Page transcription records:

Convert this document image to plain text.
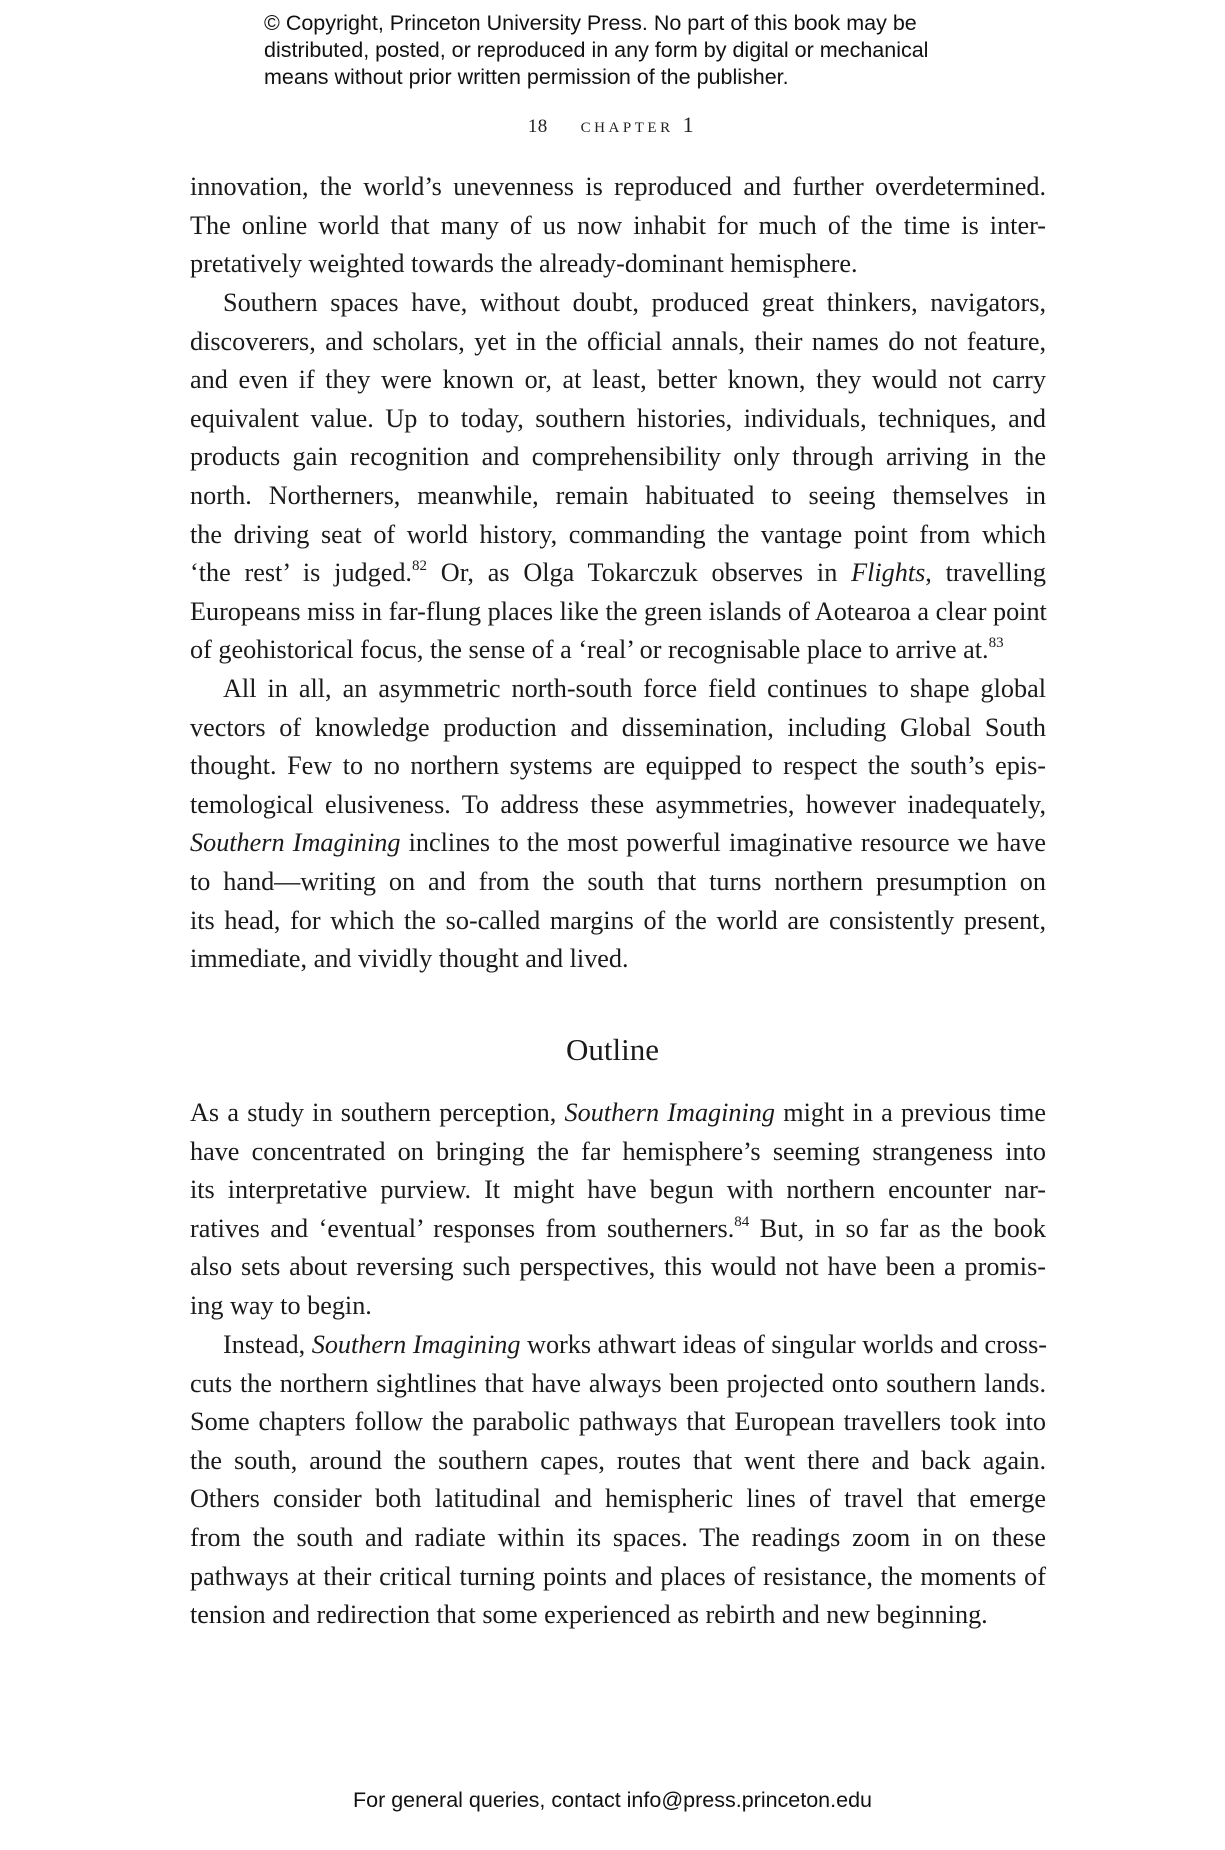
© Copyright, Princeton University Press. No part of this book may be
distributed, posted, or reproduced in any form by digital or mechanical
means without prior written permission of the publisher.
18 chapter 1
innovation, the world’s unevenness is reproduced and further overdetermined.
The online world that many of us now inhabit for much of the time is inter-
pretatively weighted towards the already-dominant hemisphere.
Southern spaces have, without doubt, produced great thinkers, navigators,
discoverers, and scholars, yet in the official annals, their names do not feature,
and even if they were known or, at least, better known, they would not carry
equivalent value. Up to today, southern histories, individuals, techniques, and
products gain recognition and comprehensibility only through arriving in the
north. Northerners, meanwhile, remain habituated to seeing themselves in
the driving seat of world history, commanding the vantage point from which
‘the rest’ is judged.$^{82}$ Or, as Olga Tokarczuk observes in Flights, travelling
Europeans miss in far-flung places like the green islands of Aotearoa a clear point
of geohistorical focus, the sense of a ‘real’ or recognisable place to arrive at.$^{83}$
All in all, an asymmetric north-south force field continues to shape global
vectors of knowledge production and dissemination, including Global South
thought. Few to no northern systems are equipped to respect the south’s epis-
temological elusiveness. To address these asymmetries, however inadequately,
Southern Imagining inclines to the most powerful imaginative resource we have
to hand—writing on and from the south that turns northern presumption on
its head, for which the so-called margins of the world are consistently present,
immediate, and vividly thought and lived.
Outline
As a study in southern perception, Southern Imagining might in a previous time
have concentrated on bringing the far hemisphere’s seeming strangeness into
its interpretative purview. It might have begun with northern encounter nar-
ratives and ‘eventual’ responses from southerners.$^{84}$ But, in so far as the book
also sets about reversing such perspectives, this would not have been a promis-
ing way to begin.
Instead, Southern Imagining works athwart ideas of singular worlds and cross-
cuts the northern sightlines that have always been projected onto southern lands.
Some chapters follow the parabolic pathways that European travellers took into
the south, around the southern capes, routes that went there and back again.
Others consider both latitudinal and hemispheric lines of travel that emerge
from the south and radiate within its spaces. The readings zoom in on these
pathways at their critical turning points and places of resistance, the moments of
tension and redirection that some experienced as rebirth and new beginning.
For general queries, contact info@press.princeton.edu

* * *

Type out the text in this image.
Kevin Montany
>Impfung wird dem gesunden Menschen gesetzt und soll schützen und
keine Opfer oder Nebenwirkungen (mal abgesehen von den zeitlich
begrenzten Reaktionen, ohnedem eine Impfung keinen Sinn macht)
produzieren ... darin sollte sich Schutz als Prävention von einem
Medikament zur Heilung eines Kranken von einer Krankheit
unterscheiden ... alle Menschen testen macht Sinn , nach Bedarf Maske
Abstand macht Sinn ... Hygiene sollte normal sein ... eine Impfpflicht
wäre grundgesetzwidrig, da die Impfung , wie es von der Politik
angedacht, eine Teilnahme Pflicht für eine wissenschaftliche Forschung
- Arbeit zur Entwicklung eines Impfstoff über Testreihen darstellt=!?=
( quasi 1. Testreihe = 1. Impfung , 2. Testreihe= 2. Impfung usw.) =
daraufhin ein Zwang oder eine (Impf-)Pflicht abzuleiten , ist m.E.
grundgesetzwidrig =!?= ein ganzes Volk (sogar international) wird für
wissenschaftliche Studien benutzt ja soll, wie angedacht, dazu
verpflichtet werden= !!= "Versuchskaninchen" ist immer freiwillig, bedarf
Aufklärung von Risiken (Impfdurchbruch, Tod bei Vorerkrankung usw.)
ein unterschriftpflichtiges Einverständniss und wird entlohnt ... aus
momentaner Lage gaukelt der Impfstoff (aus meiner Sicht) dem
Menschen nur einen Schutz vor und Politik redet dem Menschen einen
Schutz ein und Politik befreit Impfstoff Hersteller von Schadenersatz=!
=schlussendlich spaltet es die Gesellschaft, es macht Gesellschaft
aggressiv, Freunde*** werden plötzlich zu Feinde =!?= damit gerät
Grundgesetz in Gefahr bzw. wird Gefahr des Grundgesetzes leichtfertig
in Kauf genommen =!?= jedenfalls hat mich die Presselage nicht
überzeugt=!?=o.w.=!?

Instructions to follow ▸
From the records, copy every line that has the string "this" in it.

Response box ▸
Convert this document image to plain text.
© Copyright, Princeton University Press. No part of this book may be
also sets about reversing such perspectives, this would not have been a promis-
Type out the text in this image.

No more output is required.